• [To do]:
Pick every line from the data that holds the word "urban".
• • • • • • •
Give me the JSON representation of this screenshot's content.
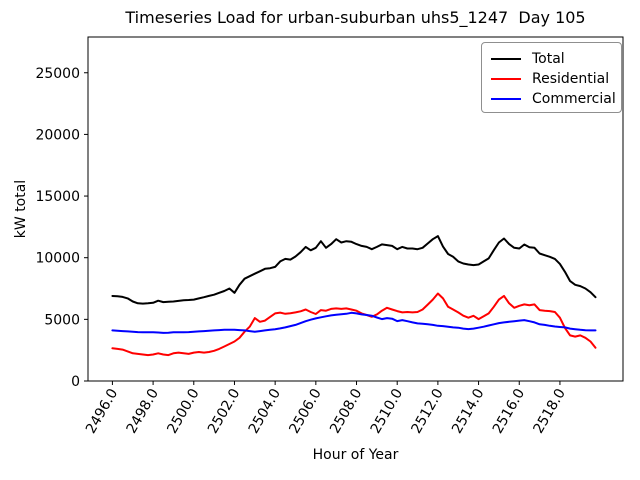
{
  "title": "Timeseries Load for urban-suburban uhs5_1247  Day 105",
  "chart_data": {
    "type": "line",
    "title": "Timeseries Load for urban-suburban uhs5_1247  Day 105",
    "xlabel": "Hour of Year",
    "ylabel": "kW total",
    "xlim": [
      2494.8,
      2521.1
    ],
    "ylim": [
      0,
      27900
    ],
    "grid": false,
    "legend_position": "upper right",
    "x_ticks": [
      2496,
      2498,
      2500,
      2502,
      2504,
      2506,
      2508,
      2510,
      2512,
      2514,
      2516,
      2518
    ],
    "x_tick_labels": [
      "2496.0",
      "2498.0",
      "2500.0",
      "2502.0",
      "2504.0",
      "2506.0",
      "2508.0",
      "2510.0",
      "2512.0",
      "2514.0",
      "2516.0",
      "2518.0"
    ],
    "y_ticks": [
      0,
      5000,
      10000,
      15000,
      20000,
      25000
    ],
    "y_tick_labels": [
      "0",
      "5000",
      "10000",
      "15000",
      "20000",
      "25000"
    ],
    "x": [
      2496.0,
      2496.25,
      2496.5,
      2496.75,
      2497.0,
      2497.25,
      2497.5,
      2497.75,
      2498.0,
      2498.25,
      2498.5,
      2498.75,
      2499.0,
      2499.25,
      2499.5,
      2499.75,
      2500.0,
      2500.25,
      2500.5,
      2500.75,
      2501.0,
      2501.25,
      2501.5,
      2501.75,
      2502.0,
      2502.25,
      2502.5,
      2502.75,
      2503.0,
      2503.25,
      2503.5,
      2503.75,
      2504.0,
      2504.25,
      2504.5,
      2504.75,
      2505.0,
      2505.25,
      2505.5,
      2505.75,
      2506.0,
      2506.25,
      2506.5,
      2506.75,
      2507.0,
      2507.25,
      2507.5,
      2507.75,
      2508.0,
      2508.25,
      2508.5,
      2508.75,
      2509.0,
      2509.25,
      2509.5,
      2509.75,
      2510.0,
      2510.25,
      2510.5,
      2510.75,
      2511.0,
      2511.25,
      2511.5,
      2511.75,
      2512.0,
      2512.25,
      2512.5,
      2512.75,
      2513.0,
      2513.25,
      2513.5,
      2513.75,
      2514.0,
      2514.25,
      2514.5,
      2514.75,
      2515.0,
      2515.25,
      2515.5,
      2515.75,
      2516.0,
      2516.25,
      2516.5,
      2516.75,
      2517.0,
      2517.25,
      2517.5,
      2517.75,
      2518.0,
      2518.25,
      2518.5,
      2518.75,
      2519.0,
      2519.25,
      2519.5,
      2519.75
    ],
    "series": [
      {
        "name": "Total",
        "color": "#000000",
        "values": [
          6890,
          6870,
          6820,
          6700,
          6450,
          6300,
          6280,
          6300,
          6340,
          6510,
          6400,
          6420,
          6450,
          6500,
          6550,
          6570,
          6600,
          6700,
          6800,
          6900,
          7000,
          7150,
          7300,
          7500,
          7150,
          7800,
          8300,
          8500,
          8700,
          8900,
          9100,
          9150,
          9250,
          9700,
          9900,
          9850,
          10100,
          10450,
          10880,
          10600,
          10800,
          11340,
          10800,
          11100,
          11500,
          11230,
          11340,
          11290,
          11100,
          10960,
          10880,
          10690,
          10880,
          11080,
          11020,
          10960,
          10690,
          10880,
          10750,
          10750,
          10690,
          10800,
          11150,
          11500,
          11750,
          10900,
          10300,
          10070,
          9700,
          9530,
          9450,
          9400,
          9450,
          9700,
          9940,
          10610,
          11230,
          11560,
          11100,
          10800,
          10750,
          11070,
          10850,
          10800,
          10340,
          10200,
          10070,
          9900,
          9500,
          8850,
          8100,
          7800,
          7700,
          7500,
          7200,
          6800
        ]
      },
      {
        "name": "Residential",
        "color": "#ff0000",
        "values": [
          2650,
          2600,
          2550,
          2400,
          2250,
          2200,
          2150,
          2100,
          2150,
          2250,
          2150,
          2100,
          2250,
          2300,
          2250,
          2200,
          2300,
          2350,
          2300,
          2350,
          2450,
          2600,
          2800,
          3000,
          3200,
          3500,
          4000,
          4400,
          5100,
          4800,
          4900,
          5200,
          5480,
          5550,
          5450,
          5500,
          5560,
          5650,
          5800,
          5600,
          5430,
          5750,
          5700,
          5850,
          5890,
          5850,
          5890,
          5800,
          5700,
          5480,
          5350,
          5210,
          5400,
          5700,
          5940,
          5800,
          5670,
          5560,
          5600,
          5560,
          5600,
          5800,
          6200,
          6600,
          7100,
          6700,
          6020,
          5800,
          5560,
          5300,
          5130,
          5290,
          5020,
          5250,
          5480,
          6020,
          6600,
          6900,
          6300,
          5940,
          6100,
          6210,
          6150,
          6210,
          5750,
          5700,
          5670,
          5600,
          5130,
          4300,
          3700,
          3600,
          3700,
          3500,
          3200,
          2700
        ]
      },
      {
        "name": "Commercial",
        "color": "#0000ff",
        "values": [
          4100,
          4080,
          4050,
          4020,
          4000,
          3970,
          3950,
          3950,
          3950,
          3930,
          3900,
          3920,
          3950,
          3950,
          3950,
          3970,
          4000,
          4020,
          4050,
          4080,
          4100,
          4130,
          4150,
          4150,
          4150,
          4130,
          4100,
          4050,
          4000,
          4050,
          4100,
          4150,
          4200,
          4270,
          4350,
          4450,
          4550,
          4700,
          4850,
          4970,
          5080,
          5170,
          5250,
          5320,
          5380,
          5420,
          5450,
          5530,
          5480,
          5400,
          5350,
          5300,
          5150,
          5020,
          5100,
          5050,
          4860,
          4940,
          4850,
          4750,
          4670,
          4650,
          4600,
          4550,
          4480,
          4450,
          4400,
          4350,
          4320,
          4250,
          4210,
          4250,
          4320,
          4400,
          4500,
          4600,
          4700,
          4750,
          4800,
          4850,
          4900,
          4940,
          4850,
          4750,
          4600,
          4550,
          4480,
          4420,
          4380,
          4350,
          4250,
          4200,
          4150,
          4120,
          4100,
          4100
        ]
      }
    ]
  }
}
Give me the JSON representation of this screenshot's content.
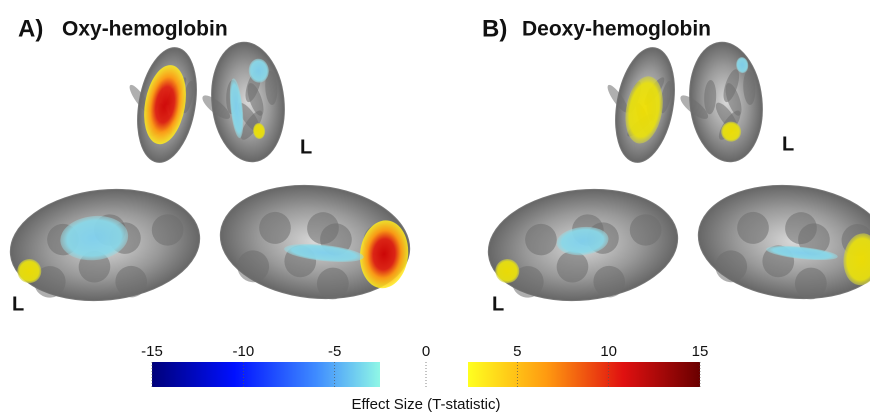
{
  "panels": [
    {
      "label": "A)",
      "title": "Oxy-hemoglobin",
      "side_labels": [
        "L",
        "L"
      ]
    },
    {
      "label": "B)",
      "title": "Deoxy-hemoglobin",
      "side_labels": [
        "L",
        "L"
      ]
    }
  ],
  "colorbar": {
    "range": [
      -15,
      15
    ],
    "ticks": [
      -15,
      -10,
      -5,
      0,
      5,
      10,
      15
    ],
    "label": "Effect Size (T-statistic)"
  }
}
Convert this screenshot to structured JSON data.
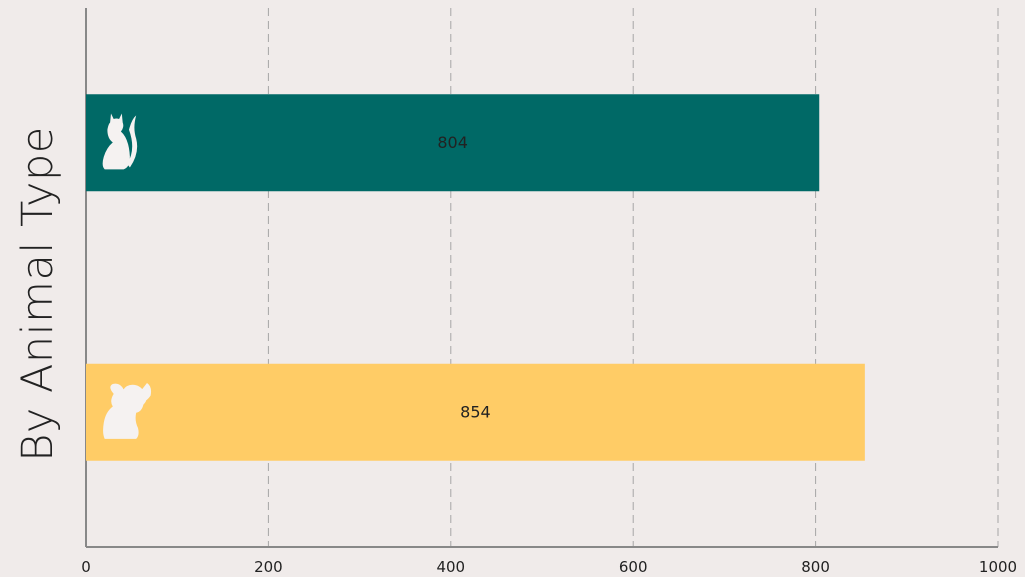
{
  "chart_data": {
    "type": "bar",
    "orientation": "horizontal",
    "categories": [
      "Cat",
      "Dog"
    ],
    "values": [
      804,
      854
    ],
    "data_labels": [
      "804",
      "854"
    ],
    "category_icons": [
      "cat-icon",
      "dog-icon"
    ],
    "colors": [
      "#006966",
      "#ffcc66"
    ],
    "title": "",
    "ylabel": "By Animal Type",
    "xlabel": "",
    "xlim": [
      0,
      1000
    ],
    "xticks": [
      0,
      200,
      400,
      600,
      800,
      1000
    ],
    "xtick_labels": [
      "0",
      "200",
      "400",
      "600",
      "800",
      "1000"
    ],
    "grid": "vertical-dashed",
    "legend": "none"
  },
  "colors": {
    "background": "#f0ebea",
    "grid": "#a6a6a6",
    "axis": "#888888",
    "text": "#222222",
    "icon": "#f5f2f1"
  }
}
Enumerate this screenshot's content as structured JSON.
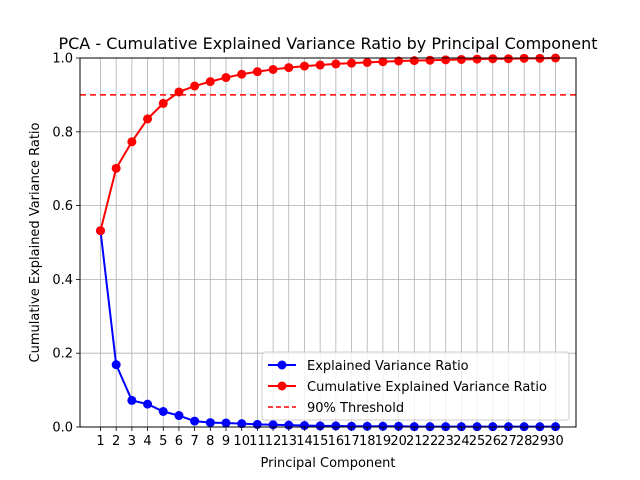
{
  "chart_data": {
    "type": "line",
    "title": "PCA - Cumulative Explained Variance Ratio by Principal Component",
    "xlabel": "Principal Component",
    "ylabel": "Cumulative Explained Variance Ratio",
    "x": [
      1,
      2,
      3,
      4,
      5,
      6,
      7,
      8,
      9,
      10,
      11,
      12,
      13,
      14,
      15,
      16,
      17,
      18,
      19,
      20,
      21,
      22,
      23,
      24,
      25,
      26,
      27,
      28,
      29,
      30
    ],
    "ylim": [
      0,
      1.0
    ],
    "yticks": [
      "0.0",
      "0.2",
      "0.4",
      "0.6",
      "0.8",
      "1.0"
    ],
    "grid": true,
    "legend_position": "lower-right",
    "series": [
      {
        "name": "Explained Variance Ratio",
        "color": "#0000ff",
        "marker": "circle",
        "linestyle": "solid",
        "values": [
          0.532,
          0.169,
          0.072,
          0.062,
          0.042,
          0.031,
          0.016,
          0.012,
          0.011,
          0.009,
          0.007,
          0.006,
          0.005,
          0.004,
          0.003,
          0.003,
          0.002,
          0.002,
          0.002,
          0.002,
          0.001,
          0.001,
          0.001,
          0.001,
          0.001,
          0.001,
          0.001,
          0.001,
          0.001,
          0.001
        ]
      },
      {
        "name": "Cumulative Explained Variance Ratio",
        "color": "#ff0000",
        "marker": "circle",
        "linestyle": "solid",
        "values": [
          0.532,
          0.701,
          0.773,
          0.835,
          0.877,
          0.908,
          0.924,
          0.936,
          0.947,
          0.956,
          0.963,
          0.969,
          0.974,
          0.978,
          0.981,
          0.984,
          0.986,
          0.988,
          0.99,
          0.992,
          0.993,
          0.994,
          0.995,
          0.996,
          0.997,
          0.998,
          0.998,
          0.999,
          0.999,
          1.0
        ]
      }
    ],
    "threshold": {
      "name": "90% Threshold",
      "value": 0.9,
      "color": "#ff0000",
      "linestyle": "dashed"
    }
  }
}
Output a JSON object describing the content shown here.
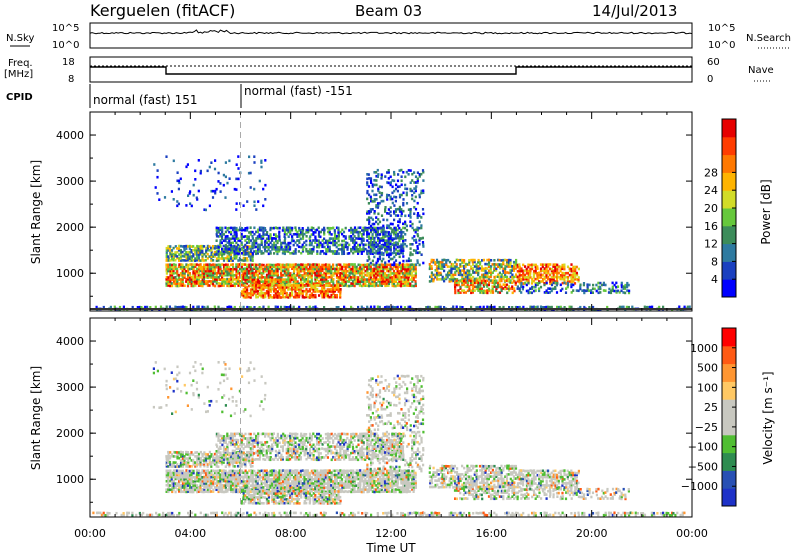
{
  "header": {
    "station": "Kerguelen (fitACF)",
    "beam": "Beam 03",
    "date": "14/Jul/2013"
  },
  "status_panels": {
    "nsky_label": "N.Sky",
    "nsky_ticks": [
      "10^5",
      "10^0"
    ],
    "nsearch_label": "N.Search",
    "freq_label_1": "Freq.",
    "freq_label_2": "[MHz]",
    "freq_ticks": [
      "18",
      "8"
    ],
    "nave_label": "Nave",
    "nave_ticks": [
      "60",
      "0"
    ],
    "cpid_label": "CPID",
    "cpid_segments": [
      {
        "label": "normal (fast) 151",
        "start_hour": 0,
        "end_hour": 6
      },
      {
        "label": "normal (fast) -151",
        "start_hour": 6,
        "end_hour": 24
      }
    ]
  },
  "chart_data": [
    {
      "type": "heatmap",
      "name": "power",
      "ylabel": "Slant Range [km]",
      "yticks": [
        "1000",
        "2000",
        "3000",
        "4000"
      ],
      "ylim": [
        180,
        4500
      ],
      "xlim": [
        0,
        24
      ],
      "colorbar_label": "Power [dB]",
      "colorbar_ticks": [
        "4",
        "8",
        "12",
        "16",
        "20",
        "24",
        "28"
      ],
      "colors": [
        "#0000ff",
        "#1a40c0",
        "#2e7aa0",
        "#3c8c5a",
        "#66c83c",
        "#d2dc28",
        "#ffb400",
        "#ff7800",
        "#ff3c00",
        "#e60000"
      ]
    },
    {
      "type": "heatmap",
      "name": "velocity",
      "ylabel": "Slant Range [km]",
      "yticks": [
        "1000",
        "2000",
        "3000",
        "4000"
      ],
      "ylim": [
        180,
        4500
      ],
      "xlim": [
        0,
        24
      ],
      "xlabel": "Time UT",
      "xticks": [
        "00:00",
        "04:00",
        "08:00",
        "12:00",
        "16:00",
        "20:00",
        "00:00"
      ],
      "colorbar_label": "Velocity [m s⁻¹]",
      "colorbar_ticks": [
        "1000",
        "500",
        "100",
        "25",
        "−25",
        "−100",
        "−500",
        "−1000"
      ],
      "colors": [
        "#1e32c8",
        "#2850b4",
        "#2e8c50",
        "#50be32",
        "#c8c8c0",
        "#c8c8c0",
        "#ffc864",
        "#ff9632",
        "#ff5a14",
        "#ff0000"
      ]
    }
  ]
}
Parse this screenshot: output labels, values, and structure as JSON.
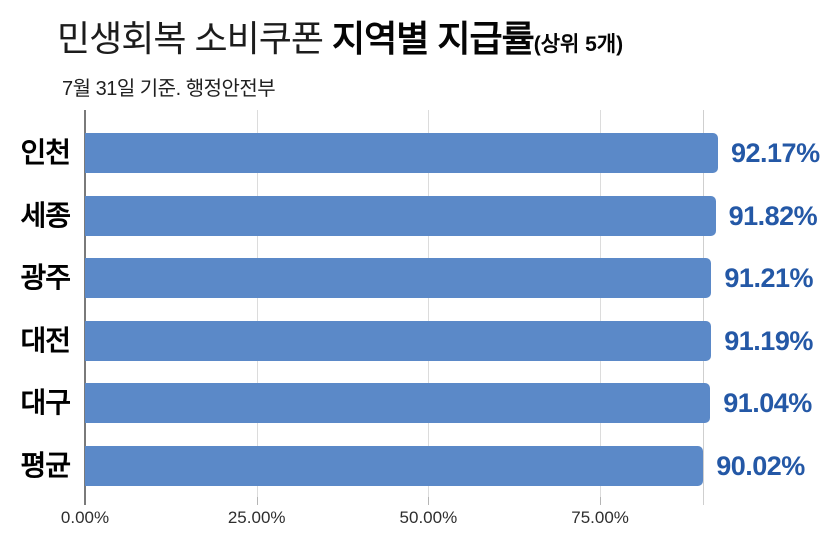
{
  "header": {
    "title_light": "민생회복 소비쿠폰 ",
    "title_bold": "지역별 지급률",
    "title_suffix": "(상위 5개)",
    "subtitle": "7월 31일 기준. 행정안전부"
  },
  "chart_data": {
    "type": "bar",
    "orientation": "horizontal",
    "title": "민생회복 소비쿠폰 지역별 지급률(상위 5개)",
    "subtitle": "7월 31일 기준. 행정안전부",
    "categories": [
      "인천",
      "세종",
      "광주",
      "대전",
      "대구",
      "평균"
    ],
    "values": [
      92.17,
      91.82,
      91.21,
      91.19,
      91.04,
      90.02
    ],
    "value_labels": [
      "92.17%",
      "91.82%",
      "91.21%",
      "91.19%",
      "91.04%",
      "90.02%"
    ],
    "xlabel": "",
    "ylabel": "",
    "xlim": [
      0,
      92.17
    ],
    "x_ticks": [
      0,
      25,
      50,
      75
    ],
    "x_tick_labels": [
      "0.00%",
      "25.00%",
      "50.00%",
      "75.00%"
    ],
    "reference_line": {
      "value": 90.02,
      "name": "average"
    },
    "grid": true,
    "legend": "none",
    "colors": {
      "bar": "#5b89c8",
      "value_text": "#2458a6",
      "category_text": "#000000",
      "grid": "#dcdcdc",
      "axis": "#7a7a7a",
      "tick_text": "#2e2e2e"
    }
  }
}
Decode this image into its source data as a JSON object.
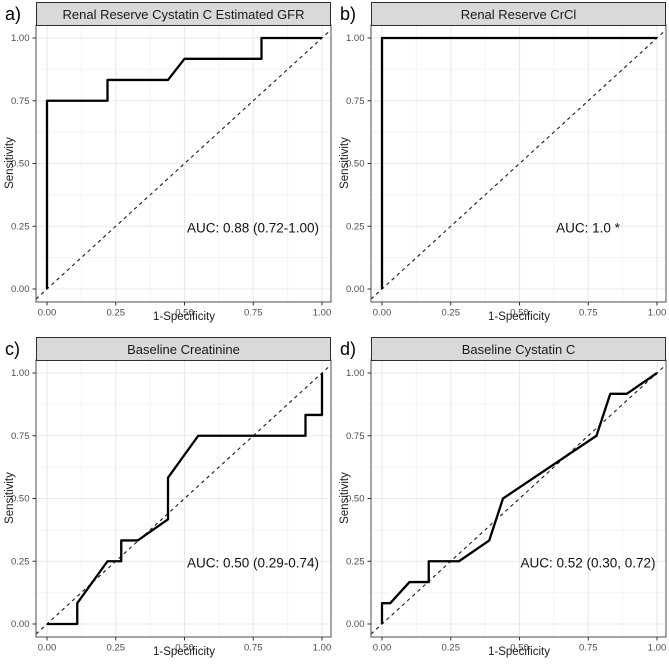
{
  "colors": {
    "background": "#ffffff",
    "curve": "#000000",
    "reference": "#1a1a1a",
    "strip_fill": "#d9d9d9",
    "strip_border": "#2e2e2e",
    "panel_border": "#4d4d4d",
    "grid_major": "#e9e9e9",
    "grid_minor": "#f4f4f4",
    "tick": "#333333",
    "tick_label": "#4d4d4d",
    "text": "#1a1a1a"
  },
  "chart_data": [
    {
      "type": "line",
      "panel_label": "a)",
      "title": "Renal Reserve Cystatin C Estimated GFR",
      "xlabel": "1-Specificity",
      "ylabel": "Sensitivity",
      "auc_label": "AUC: 0.88 (0.72-1.00)",
      "xlim": [
        0,
        1
      ],
      "ylim": [
        0,
        1
      ],
      "x_tick_values": [
        0,
        0.25,
        0.5,
        0.75,
        1
      ],
      "x_tick_labels": [
        "0.00",
        "0.25",
        "0.50",
        "0.75",
        "1.00"
      ],
      "y_tick_values": [
        0,
        0.25,
        0.5,
        0.75,
        1
      ],
      "y_tick_labels": [
        "0.00",
        "0.25",
        "0.50",
        "0.75",
        "1.00"
      ],
      "minor_tick_values": [
        0.125,
        0.375,
        0.625,
        0.875
      ],
      "grid": "major+minor",
      "legend": "none",
      "reference_line": {
        "style": "dashed",
        "from": [
          0,
          0
        ],
        "to": [
          1,
          1
        ]
      },
      "series": [
        {
          "name": "ROC curve",
          "points": [
            [
              0,
              0
            ],
            [
              0,
              0.75
            ],
            [
              0.22,
              0.75
            ],
            [
              0.22,
              0.833
            ],
            [
              0.44,
              0.833
            ],
            [
              0.5,
              0.917
            ],
            [
              0.78,
              0.917
            ],
            [
              0.78,
              1
            ],
            [
              1,
              1
            ]
          ]
        }
      ]
    },
    {
      "type": "line",
      "panel_label": "b)",
      "title": "Renal Reserve CrCl",
      "xlabel": "1-Specificity",
      "ylabel": "Sensitivity",
      "auc_label": "AUC: 1.0 *",
      "xlim": [
        0,
        1
      ],
      "ylim": [
        0,
        1
      ],
      "x_tick_values": [
        0,
        0.25,
        0.5,
        0.75,
        1
      ],
      "x_tick_labels": [
        "0.00",
        "0.25",
        "0.50",
        "0.75",
        "1.00"
      ],
      "y_tick_values": [
        0,
        0.25,
        0.5,
        0.75,
        1
      ],
      "y_tick_labels": [
        "0.00",
        "0.25",
        "0.50",
        "0.75",
        "1.00"
      ],
      "minor_tick_values": [
        0.125,
        0.375,
        0.625,
        0.875
      ],
      "grid": "major+minor",
      "legend": "none",
      "reference_line": {
        "style": "dashed",
        "from": [
          0,
          0
        ],
        "to": [
          1,
          1
        ]
      },
      "series": [
        {
          "name": "ROC curve",
          "points": [
            [
              0,
              0
            ],
            [
              0,
              1
            ],
            [
              1,
              1
            ]
          ]
        }
      ]
    },
    {
      "type": "line",
      "panel_label": "c)",
      "title": "Baseline Creatinine",
      "xlabel": "1-Specificity",
      "ylabel": "Sensitivity",
      "auc_label": "AUC: 0.50 (0.29-0.74)",
      "xlim": [
        0,
        1
      ],
      "ylim": [
        0,
        1
      ],
      "x_tick_values": [
        0,
        0.25,
        0.5,
        0.75,
        1
      ],
      "x_tick_labels": [
        "0.00",
        "0.25",
        "0.50",
        "0.75",
        "1.00"
      ],
      "y_tick_values": [
        0,
        0.25,
        0.5,
        0.75,
        1
      ],
      "y_tick_labels": [
        "0.00",
        "0.25",
        "0.50",
        "0.75",
        "1.00"
      ],
      "minor_tick_values": [
        0.125,
        0.375,
        0.625,
        0.875
      ],
      "grid": "major+minor",
      "legend": "none",
      "reference_line": {
        "style": "dashed",
        "from": [
          0,
          0
        ],
        "to": [
          1,
          1
        ]
      },
      "series": [
        {
          "name": "ROC curve",
          "points": [
            [
              0,
              0
            ],
            [
              0.11,
              0
            ],
            [
              0.11,
              0.083
            ],
            [
              0.22,
              0.25
            ],
            [
              0.27,
              0.25
            ],
            [
              0.27,
              0.333
            ],
            [
              0.33,
              0.333
            ],
            [
              0.44,
              0.417
            ],
            [
              0.44,
              0.583
            ],
            [
              0.55,
              0.75
            ],
            [
              0.94,
              0.75
            ],
            [
              0.94,
              0.833
            ],
            [
              1,
              0.833
            ],
            [
              1,
              1
            ]
          ]
        }
      ]
    },
    {
      "type": "line",
      "panel_label": "d)",
      "title": "Baseline Cystatin C",
      "xlabel": "1-Specificity",
      "ylabel": "Sensitivity",
      "auc_label": "AUC: 0.52 (0.30, 0.72)",
      "xlim": [
        0,
        1
      ],
      "ylim": [
        0,
        1
      ],
      "x_tick_values": [
        0,
        0.25,
        0.5,
        0.75,
        1
      ],
      "x_tick_labels": [
        "0.00",
        "0.25",
        "0.50",
        "0.75",
        "1.00"
      ],
      "y_tick_values": [
        0,
        0.25,
        0.5,
        0.75,
        1
      ],
      "y_tick_labels": [
        "0.00",
        "0.25",
        "0.50",
        "0.75",
        "1.00"
      ],
      "minor_tick_values": [
        0.125,
        0.375,
        0.625,
        0.875
      ],
      "grid": "major+minor",
      "legend": "none",
      "reference_line": {
        "style": "dashed",
        "from": [
          0,
          0
        ],
        "to": [
          1,
          1
        ]
      },
      "series": [
        {
          "name": "ROC curve",
          "points": [
            [
              0,
              0
            ],
            [
              0,
              0.083
            ],
            [
              0.03,
              0.083
            ],
            [
              0.1,
              0.167
            ],
            [
              0.17,
              0.167
            ],
            [
              0.17,
              0.25
            ],
            [
              0.28,
              0.25
            ],
            [
              0.39,
              0.333
            ],
            [
              0.44,
              0.5
            ],
            [
              0.78,
              0.75
            ],
            [
              0.83,
              0.917
            ],
            [
              0.89,
              0.917
            ],
            [
              1,
              1
            ]
          ]
        }
      ]
    }
  ]
}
• • • • • • •
• [Solved problem]:
  "title": "Timeseries Load for urban-suburban uhs5_1247  Day 105",
    "title": "Timeseries Load for urban-suburban uhs5_1247  Day 105",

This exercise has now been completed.